* **Objective**:
Your task is to repeat all of the material exactly.

Data listing
========================================================================

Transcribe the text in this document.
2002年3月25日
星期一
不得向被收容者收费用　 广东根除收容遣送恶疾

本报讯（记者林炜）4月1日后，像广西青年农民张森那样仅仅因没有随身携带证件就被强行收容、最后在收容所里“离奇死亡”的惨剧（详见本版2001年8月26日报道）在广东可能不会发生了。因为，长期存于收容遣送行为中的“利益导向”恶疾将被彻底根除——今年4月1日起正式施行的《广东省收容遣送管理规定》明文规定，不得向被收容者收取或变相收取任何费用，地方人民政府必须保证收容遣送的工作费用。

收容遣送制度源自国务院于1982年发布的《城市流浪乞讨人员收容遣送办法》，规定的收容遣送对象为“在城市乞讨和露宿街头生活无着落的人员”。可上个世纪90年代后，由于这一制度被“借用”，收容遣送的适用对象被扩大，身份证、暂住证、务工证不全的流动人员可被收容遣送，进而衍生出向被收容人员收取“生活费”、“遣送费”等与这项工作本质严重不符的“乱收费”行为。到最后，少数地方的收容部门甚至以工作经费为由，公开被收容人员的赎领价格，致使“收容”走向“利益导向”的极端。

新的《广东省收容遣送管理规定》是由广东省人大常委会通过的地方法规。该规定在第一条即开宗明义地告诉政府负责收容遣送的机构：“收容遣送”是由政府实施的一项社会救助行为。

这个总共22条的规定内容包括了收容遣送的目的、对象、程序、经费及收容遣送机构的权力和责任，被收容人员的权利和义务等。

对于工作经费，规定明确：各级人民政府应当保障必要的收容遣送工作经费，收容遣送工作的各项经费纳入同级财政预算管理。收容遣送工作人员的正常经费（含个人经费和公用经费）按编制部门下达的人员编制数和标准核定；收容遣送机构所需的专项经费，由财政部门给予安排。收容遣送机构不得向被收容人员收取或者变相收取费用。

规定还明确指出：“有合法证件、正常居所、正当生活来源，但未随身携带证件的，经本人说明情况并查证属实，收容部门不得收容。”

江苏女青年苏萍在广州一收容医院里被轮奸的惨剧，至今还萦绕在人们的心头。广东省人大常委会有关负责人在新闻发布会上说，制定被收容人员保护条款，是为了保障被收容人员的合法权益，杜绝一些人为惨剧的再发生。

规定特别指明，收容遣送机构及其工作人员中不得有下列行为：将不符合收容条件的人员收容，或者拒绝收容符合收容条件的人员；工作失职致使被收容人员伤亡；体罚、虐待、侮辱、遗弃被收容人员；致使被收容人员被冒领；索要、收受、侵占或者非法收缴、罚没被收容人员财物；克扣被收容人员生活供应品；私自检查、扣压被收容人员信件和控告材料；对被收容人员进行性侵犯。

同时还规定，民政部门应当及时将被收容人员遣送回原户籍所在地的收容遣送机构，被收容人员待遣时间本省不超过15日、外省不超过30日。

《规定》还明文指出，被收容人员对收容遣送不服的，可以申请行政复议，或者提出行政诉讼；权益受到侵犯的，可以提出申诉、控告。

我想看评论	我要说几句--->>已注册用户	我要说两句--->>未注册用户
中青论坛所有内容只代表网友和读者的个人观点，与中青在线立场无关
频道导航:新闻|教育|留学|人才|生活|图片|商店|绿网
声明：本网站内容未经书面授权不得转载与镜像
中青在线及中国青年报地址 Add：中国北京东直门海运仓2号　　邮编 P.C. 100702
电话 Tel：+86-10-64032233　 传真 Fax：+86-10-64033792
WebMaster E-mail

========================================================================

* **Solution to the exercise**:
Transcribe the text in this document.
2002年3月25日
星期一
不得向被收容者收费用　 广东根除收容遣送恶疾

本报讯（记者林炜）4月1日后，像广西青年农民张森那样仅仅因没有随身携带证件就被强行收容、最后在收容所里“离奇死亡”的惨剧（详见本版2001年8月26日报道）在广东可能不会发生了。因为，长期存于收容遣送行为中的“利益导向”恶疾将被彻底根除——今年4月1日起正式施行的《广东省收容遣送管理规定》明文规定，不得向被收容者收取或变相收取任何费用，地方人民政府必须保证收容遣送的工作费用。

收容遣送制度源自国务院于1982年发布的《城市流浪乞讨人员收容遣送办法》，规定的收容遣送对象为“在城市乞讨和露宿街头生活无着落的人员”。可上个世纪90年代后，由于这一制度被“借用”，收容遣送的适用对象被扩大，身份证、暂住证、务工证不全的流动人员可被收容遣送，进而衍生出向被收容人员收取“生活费”、“遣送费”等与这项工作本质严重不符的“乱收费”行为。到最后，少数地方的收容部门甚至以工作经费为由，公开被收容人员的赎领价格，致使“收容”走向“利益导向”的极端。

新的《广东省收容遣送管理规定》是由广东省人大常委会通过的地方法规。该规定在第一条即开宗明义地告诉政府负责收容遣送的机构：“收容遣送”是由政府实施的一项社会救助行为。

这个总共22条的规定内容包括了收容遣送的目的、对象、程序、经费及收容遣送机构的权力和责任，被收容人员的权利和义务等。

对于工作经费，规定明确：各级人民政府应当保障必要的收容遣送工作经费，收容遣送工作的各项经费纳入同级财政预算管理。收容遣送工作人员的正常经费（含个人经费和公用经费）按编制部门下达的人员编制数和标准核定；收容遣送机构所需的专项经费，由财政部门给予安排。收容遣送机构不得向被收容人员收取或者变相收取费用。

规定还明确指出：“有合法证件、正常居所、正当生活来源，但未随身携带证件的，经本人说明情况并查证属实，收容部门不得收容。”

江苏女青年苏萍在广州一收容医院里被轮奸的惨剧，至今还萦绕在人们的心头。广东省人大常委会有关负责人在新闻发布会上说，制定被收容人员保护条款，是为了保障被收容人员的合法权益，杜绝一些人为惨剧的再发生。

规定特别指明，收容遣送机构及其工作人员中不得有下列行为：将不符合收容条件的人员收容，或者拒绝收容符合收容条件的人员；工作失职致使被收容人员伤亡；体罚、虐待、侮辱、遗弃被收容人员；致使被收容人员被冒领；索要、收受、侵占或者非法收缴、罚没被收容人员财物；克扣被收容人员生活供应品；私自检查、扣压被收容人员信件和控告材料；对被收容人员进行性侵犯。

同时还规定，民政部门应当及时将被收容人员遣送回原户籍所在地的收容遣送机构，被收容人员待遣时间本省不超过15日、外省不超过30日。

《规定》还明文指出，被收容人员对收容遣送不服的，可以申请行政复议，或者提出行政诉讼；权益受到侵犯的，可以提出申诉、控告。

我想看评论	我要说几句--->>已注册用户	我要说两句--->>未注册用户
中青论坛所有内容只代表网友和读者的个人观点，与中青在线立场无关
频道导航:新闻|教育|留学|人才|生活|图片|商店|绿网
声明：本网站内容未经书面授权不得转载与镜像
中青在线及中国青年报地址 Add：中国北京东直门海运仓2号　　邮编 P.C. 100702
电话 Tel：+86-10-64032233　 传真 Fax：+86-10-64033792
WebMaster E-mail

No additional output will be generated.